EXERCISE GOAL. What follows is a set of entries. Give them again exactly, without the pictures.

RECORDS SUPPLIED.
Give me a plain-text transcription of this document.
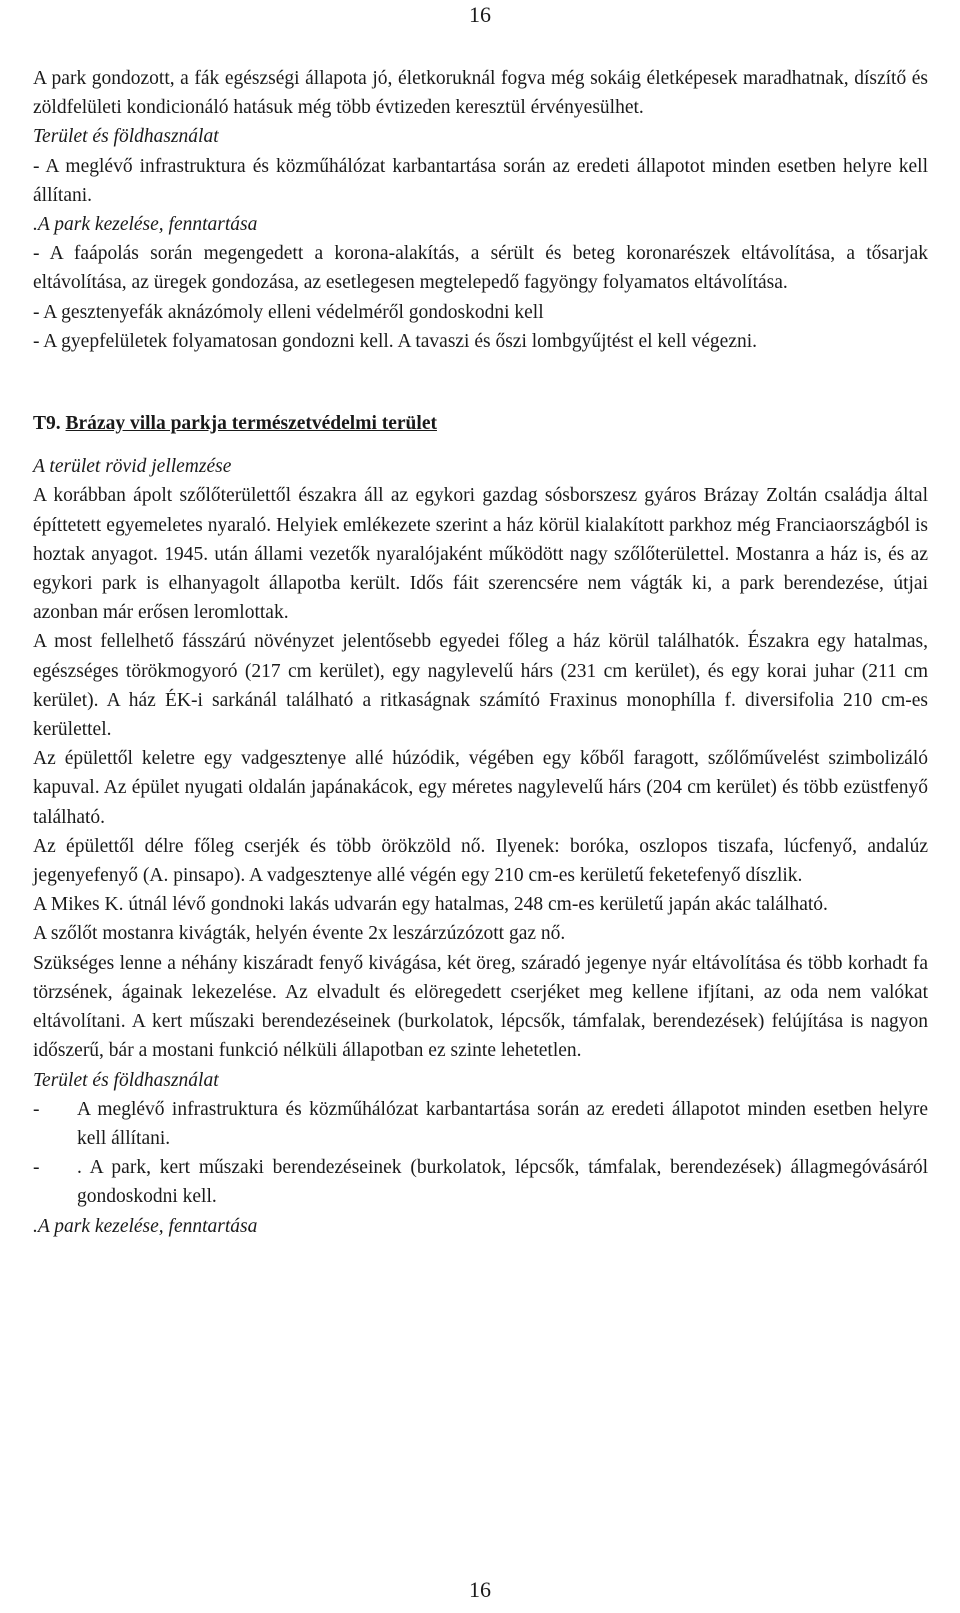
16

A park gondozott, a fák egészségi állapota jó, életkoruknál fogva még sokáig életképesek maradhatnak, díszítő és zöldfelületi kondicionáló hatásuk még több évtizeden keresztül érvényesülhet.

Terület és földhasználat

- A meglévő infrastruktura és közműhálózat karbantartása során az eredeti állapotot minden esetben helyre kell állítani.

.A park kezelése, fenntartása

- A faápolás során megengedett a korona-alakítás, a sérült és beteg koronarészek eltávolítása, a tősarjak eltávolítása, az üregek gondozása, az esetlegesen megtelepedő fagyöngy folyamatos eltávolítása.

- A gesztenyefák aknázómoly elleni védelméről gondoskodni kell

- A gyepfelületek folyamatosan gondozni kell. A tavaszi és őszi lombgyűjtést el kell végezni.

T9. Brázay villa parkja természetvédelmi terület

A terület rövid jellemzése

A korábban ápolt szőlőterülettől északra áll az egykori gazdag sósborszesz gyáros Brázay Zoltán családja által építtetett egyemeletes nyaraló. Helyiek emlékezete szerint a ház körül kialakított parkhoz még Franciaországból is hoztak anyagot. 1945. után állami vezetők nyaralójaként működött nagy szőlőterülettel. Mostanra a ház is, és az egykori park is elhanyagolt állapotba került. Idős fáit szerencsére nem vágták ki, a park berendezése, útjai azonban már erősen leromlottak.

A most fellelhető fásszárú növényzet jelentősebb egyedei főleg a ház körül találhatók. Északra egy hatalmas, egészséges törökmogyoró (217 cm kerület), egy nagylevelű hárs (231 cm kerület), és egy korai juhar (211 cm kerület). A ház ÉK-i sarkánál található a ritkaságnak számító Fraxinus monophílla f. diversifolia 210 cm-es kerülettel.

Az épülettől keletre egy vadgesztenye allé húzódik, végében egy kőből faragott, szőlőművelést szimbolizáló kapuval. Az épület nyugati oldalán japánakácok, egy méretes nagylevelű hárs (204 cm kerület) és több ezüstfenyő található.

Az épülettől délre főleg cserjék és több örökzöld nő. Ilyenek: boróka, oszlopos tiszafa, lúcfenyő, andalúz jegenyefenyő (A. pinsapo). A vadgesztenye allé végén egy 210 cm-es kerületű feketefenyő díszlik.

A Mikes K. útnál lévő gondnoki lakás udvarán egy hatalmas, 248 cm-es kerületű japán akác található.

A szőlőt mostanra kivágták, helyén évente 2x leszárzúzózott gaz nő.

Szükséges lenne a néhány kiszáradt fenyő kivágása, két öreg, száradó jegenye nyár eltávolítása és több korhadt fa törzsének, ágainak lekezelése. Az elvadult és elöregedett cserjéket meg kellene ifjítani, az oda nem valókat eltávolítani. A kert műszaki berendezéseinek (burkolatok, lépcsők, támfalak, berendezések) felújítása is nagyon időszerű, bár a mostani funkció nélküli állapotban ez szinte lehetetlen.

Terület és földhasználat

-	A meglévő infrastruktura és közműhálózat karbantartása során az eredeti állapotot minden esetben helyre kell állítani.
-	. A park, kert műszaki berendezéseinek (burkolatok, lépcsők, támfalak, berendezések) állagmegóvásáról gondoskodni kell.

.A park kezelése, fenntartása

16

WRITTEN SOLUTION.
Give me a plain-text transcription of this document.
16

A park gondozott, a fák egészségi állapota jó, életkoruknál fogva még sokáig életképesek maradhatnak, díszítő és zöldfelületi kondicionáló hatásuk még több évtizeden keresztül érvényesülhet.

Terület és földhasználat

- A meglévő infrastruktura és közműhálózat karbantartása során az eredeti állapotot minden esetben helyre kell állítani.

.A park kezelése, fenntartása

- A faápolás során megengedett a korona-alakítás, a sérült és beteg koronarészek eltávolítása, a tősarjak eltávolítása, az üregek gondozása, az esetlegesen megtelepedő fagyöngy folyamatos eltávolítása.

- A gesztenyefák aknázómoly elleni védelméről gondoskodni kell

- A gyepfelületek folyamatosan gondozni kell. A tavaszi és őszi lombgyűjtést el kell végezni.

T9. Brázay villa parkja természetvédelmi terület

A terület rövid jellemzése

A korábban ápolt szőlőterülettől északra áll az egykori gazdag sósborszesz gyáros Brázay Zoltán családja által építtetett egyemeletes nyaraló. Helyiek emlékezete szerint a ház körül kialakított parkhoz még Franciaországból is hoztak anyagot. 1945. után állami vezetők nyaralójaként működött nagy szőlőterülettel. Mostanra a ház is, és az egykori park is elhanyagolt állapotba került. Idős fáit szerencsére nem vágták ki, a park berendezése, útjai azonban már erősen leromlottak.

A most fellelhető fásszárú növényzet jelentősebb egyedei főleg a ház körül találhatók. Északra egy hatalmas, egészséges törökmogyoró (217 cm kerület), egy nagylevelű hárs (231 cm kerület), és egy korai juhar (211 cm kerület). A ház ÉK-i sarkánál található a ritkaságnak számító Fraxinus monophílla f. diversifolia 210 cm-es kerülettel.

Az épülettől keletre egy vadgesztenye allé húzódik, végében egy kőből faragott, szőlőművelést szimbolizáló kapuval. Az épület nyugati oldalán japánakácok, egy méretes nagylevelű hárs (204 cm kerület) és több ezüstfenyő található.

Az épülettől délre főleg cserjék és több örökzöld nő. Ilyenek: boróka, oszlopos tiszafa, lúcfenyő, andalúz jegenyefenyő (A. pinsapo). A vadgesztenye allé végén egy 210 cm-es kerületű feketefenyő díszlik.

A Mikes K. útnál lévő gondnoki lakás udvarán egy hatalmas, 248 cm-es kerületű japán akác található.

A szőlőt mostanra kivágták, helyén évente 2x leszárzúzózott gaz nő.

Szükséges lenne a néhány kiszáradt fenyő kivágása, két öreg, száradó jegenye nyár eltávolítása és több korhadt fa törzsének, ágainak lekezelése. Az elvadult és elöregedett cserjéket meg kellene ifjítani, az oda nem valókat eltávolítani. A kert műszaki berendezéseinek (burkolatok, lépcsők, támfalak, berendezések) felújítása is nagyon időszerű, bár a mostani funkció nélküli állapotban ez szinte lehetetlen.

Terület és földhasználat

-	A meglévő infrastruktura és közműhálózat karbantartása során az eredeti állapotot minden esetben helyre kell állítani.
-	. A park, kert műszaki berendezéseinek (burkolatok, lépcsők, támfalak, berendezések) állagmegóvásáról gondoskodni kell.

.A park kezelése, fenntartása

16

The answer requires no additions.